EXERCISE DIRECTIONS |
Check every line of the entries below for the word "Right", and copy the ones that have it.

(Dataset records)
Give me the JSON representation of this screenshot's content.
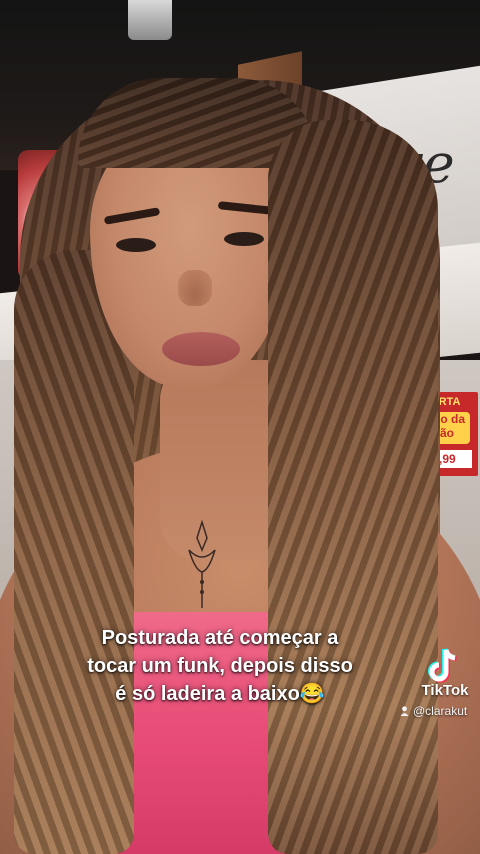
{
  "video": {
    "caption_lines": [
      "Posturada até começar a",
      "tocar um funk, depois disso",
      "é só ladeira a baixo😂"
    ]
  },
  "watermark": {
    "brand": "TikTok",
    "username": "@clarakut",
    "icons": [
      "tiktok-logo-icon",
      "user-icon"
    ]
  },
  "background_signage": {
    "offer_poster_title": "OFERTA",
    "offer_poster_product": "Bolo da Pão",
    "offer_poster_price": "2,99"
  },
  "colors": {
    "caption_text": "#ffffff",
    "top_pink": "#e84c77",
    "poster_red": "#c7282a"
  }
}
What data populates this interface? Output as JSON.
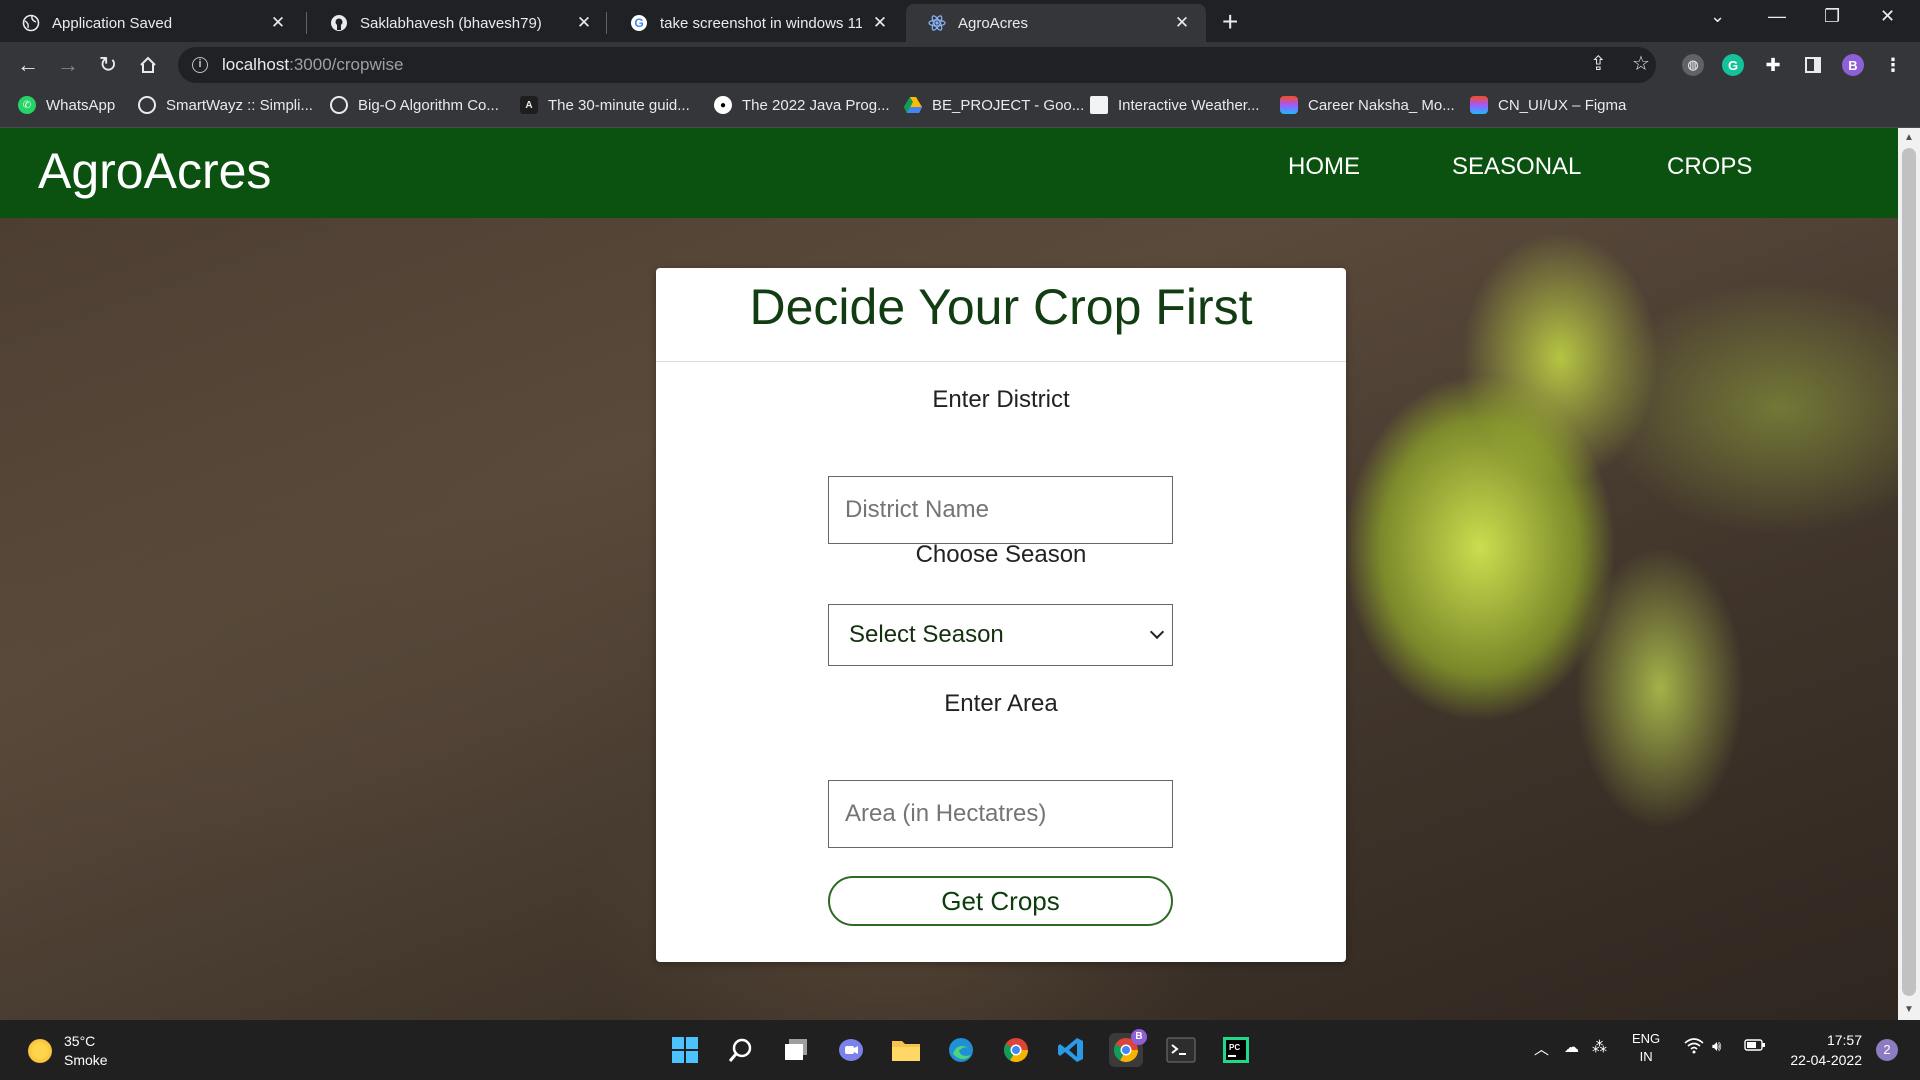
{
  "browser": {
    "tabs": [
      {
        "title": "Application Saved",
        "icon": "globe-icon",
        "active": false
      },
      {
        "title": "Saklabhavesh (bhavesh79)",
        "icon": "github-icon",
        "active": false
      },
      {
        "title": "take screenshot in windows 11 -",
        "icon": "google-icon",
        "active": false
      },
      {
        "title": "AgroAcres",
        "icon": "react-icon",
        "active": true
      }
    ],
    "address": {
      "host": "localhost",
      "path": ":3000/cropwise"
    },
    "profile_initial": "B",
    "bookmarks": [
      {
        "label": "WhatsApp",
        "icon": "whatsapp-icon"
      },
      {
        "label": "SmartWayz :: Simpli...",
        "icon": "globe-icon"
      },
      {
        "label": "Big-O Algorithm Co...",
        "icon": "globe-icon"
      },
      {
        "label": "The 30-minute guid...",
        "icon": "a-icon"
      },
      {
        "label": "The 2022 Java Prog...",
        "icon": "medium-icon"
      },
      {
        "label": "BE_PROJECT - Goo...",
        "icon": "drive-icon"
      },
      {
        "label": "Interactive Weather...",
        "icon": "page-icon"
      },
      {
        "label": "Career Naksha_ Mo...",
        "icon": "figma-icon"
      },
      {
        "label": "CN_UI/UX – Figma",
        "icon": "figma-icon"
      }
    ]
  },
  "page": {
    "brand": "AgroAcres",
    "nav": [
      "HOME",
      "SEASONAL",
      "CROPS"
    ],
    "form": {
      "title": "Decide Your Crop First",
      "district_label": "Enter District",
      "district_placeholder": "District Name",
      "season_label": "Choose Season",
      "season_selected": "Select Season",
      "area_label": "Enter Area",
      "area_placeholder": "Area (in Hectatres)",
      "submit_label": "Get Crops"
    },
    "colors": {
      "navbar": "#0b5210",
      "title": "#123c12"
    }
  },
  "taskbar": {
    "weather": {
      "temp": "35°C",
      "condition": "Smoke"
    },
    "language": [
      "ENG",
      "IN"
    ],
    "time": "17:57",
    "date": "22-04-2022",
    "notifications": "2",
    "chrome_badge": "B"
  }
}
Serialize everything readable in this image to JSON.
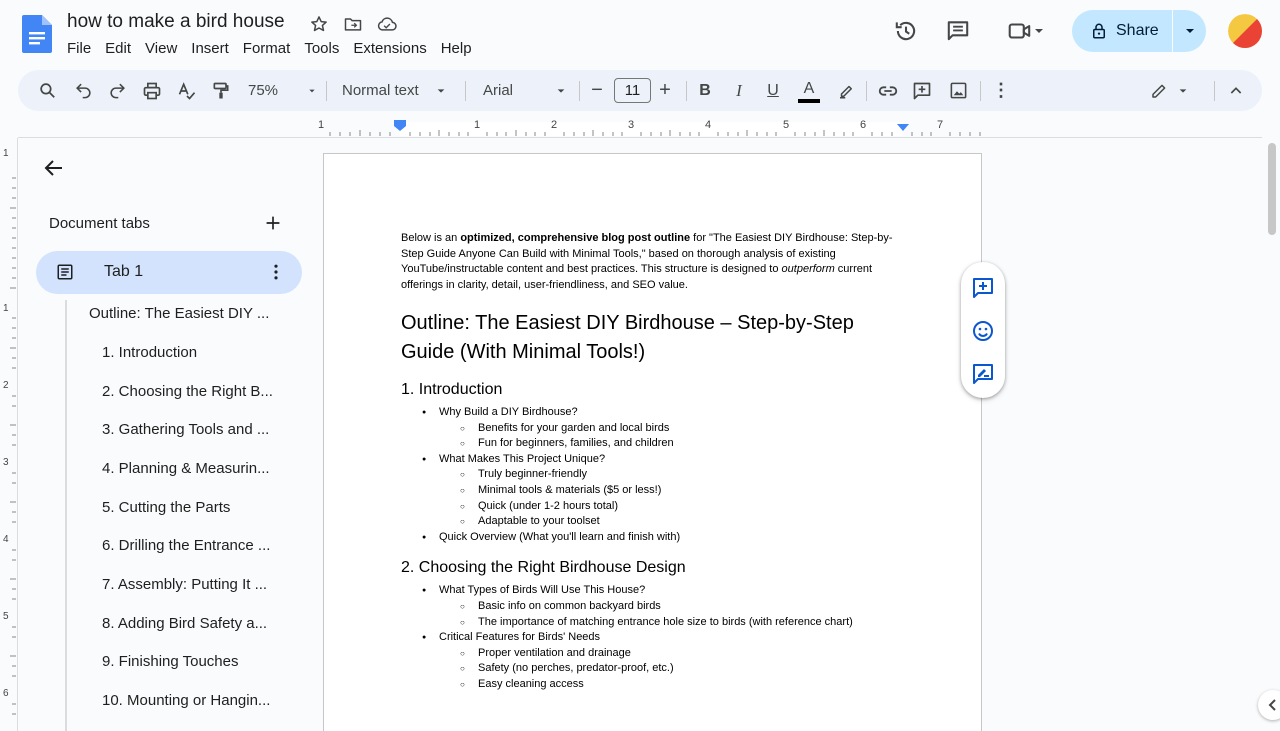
{
  "header": {
    "title": "how to make a bird house",
    "menu": [
      "File",
      "Edit",
      "View",
      "Insert",
      "Format",
      "Tools",
      "Extensions",
      "Help"
    ],
    "share_label": "Share",
    "icons": [
      "docs-logo-icon",
      "star-icon",
      "move-folder-icon",
      "cloud-saved-icon",
      "version-history-icon",
      "comments-icon",
      "meet-video-icon",
      "lock-icon",
      "avatar"
    ]
  },
  "toolbar": {
    "zoom": "75%",
    "style": "Normal text",
    "font": "Arial",
    "font_size": "11",
    "minus": "−",
    "plus": "+",
    "bold": "B",
    "italic": "I",
    "underline": "U",
    "text_color_letter": "A",
    "kebab": "⋮"
  },
  "ruler": {
    "h_labels": [
      "1",
      "1",
      "2",
      "3",
      "4",
      "5",
      "6",
      "7"
    ],
    "v_labels": [
      "1",
      "1",
      "2",
      "3",
      "4",
      "5",
      "6"
    ]
  },
  "sidebar": {
    "heading": "Document tabs",
    "tab_label": "Tab 1",
    "outline": [
      "Outline: The Easiest DIY ...",
      "1. Introduction",
      "2. Choosing the Right B...",
      "3. Gathering Tools and ...",
      "4. Planning & Measurin...",
      "5. Cutting the Parts",
      "6. Drilling the Entrance ...",
      "7. Assembly: Putting It ...",
      "8. Adding Bird Safety a...",
      "9. Finishing Touches",
      "10. Mounting or Hangin..."
    ]
  },
  "document": {
    "intro": {
      "p1": "Below is an ",
      "b1": "optimized, comprehensive blog post outline",
      "p2": " for \"The Easiest DIY Birdhouse: Step-by-Step Guide Anyone Can Build with Minimal Tools,\" based on thorough analysis of existing YouTube/instructable content and best practices. This structure is designed to ",
      "i1": "outperform",
      "p3": " current offerings in clarity, detail, user-friendliness, and SEO value."
    },
    "h1": "Outline: The Easiest DIY Birdhouse – Step-by-Step Guide (With Minimal Tools!)",
    "sections": [
      {
        "heading": "1. Introduction",
        "items": [
          {
            "level": 1,
            "text": "Why Build a DIY Birdhouse?"
          },
          {
            "level": 2,
            "text": "Benefits for your garden and local birds"
          },
          {
            "level": 2,
            "text": "Fun for beginners, families, and children"
          },
          {
            "level": 1,
            "text": "What Makes This Project Unique?"
          },
          {
            "level": 2,
            "text": "Truly beginner-friendly"
          },
          {
            "level": 2,
            "text": "Minimal tools & materials ($5 or less!)"
          },
          {
            "level": 2,
            "text": "Quick (under 1-2 hours total)"
          },
          {
            "level": 2,
            "text": "Adaptable to your toolset"
          },
          {
            "level": 1,
            "text": "Quick Overview (What you'll learn and finish with)"
          }
        ]
      },
      {
        "heading": "2. Choosing the Right Birdhouse Design",
        "items": [
          {
            "level": 1,
            "text": "What Types of Birds Will Use This House?"
          },
          {
            "level": 2,
            "text": "Basic info on common backyard birds"
          },
          {
            "level": 2,
            "text": "The importance of matching entrance hole size to birds (with reference chart)"
          },
          {
            "level": 1,
            "text": "Critical Features for Birds' Needs"
          },
          {
            "level": 2,
            "text": "Proper ventilation and drainage"
          },
          {
            "level": 2,
            "text": "Safety (no perches, predator-proof, etc.)"
          },
          {
            "level": 2,
            "text": "Easy cleaning access"
          }
        ]
      }
    ]
  },
  "colors": {
    "docs_blue": "#4285f4",
    "share_bg": "#c2e7ff",
    "toolbar_bg": "#edf2fa",
    "tab_selected": "#d3e3fd",
    "accent_blue": "#0b57d0"
  }
}
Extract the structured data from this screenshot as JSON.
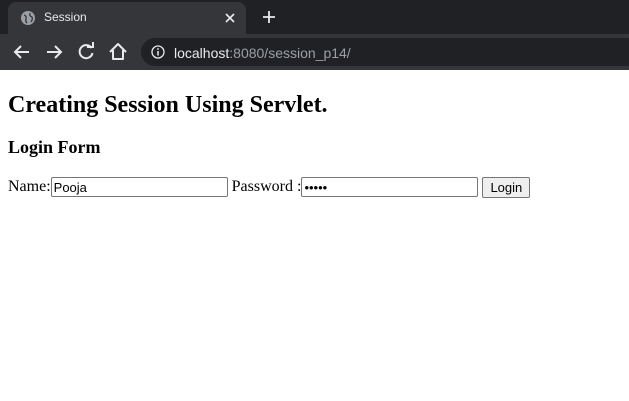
{
  "browser": {
    "tab_title": "Session",
    "url_host": "localhost",
    "url_rest": ":8080/session_p14/"
  },
  "page": {
    "heading": "Creating Session Using Servlet.",
    "subheading": "Login Form"
  },
  "form": {
    "name_label": "Name:",
    "name_value": "Pooja",
    "password_label": "Password :",
    "password_value": "•••••",
    "login_label": "Login"
  }
}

REPLY |
      "2. Choosing the Right B...",
        "heading": "2. Choosing the Right Birdhouse Design",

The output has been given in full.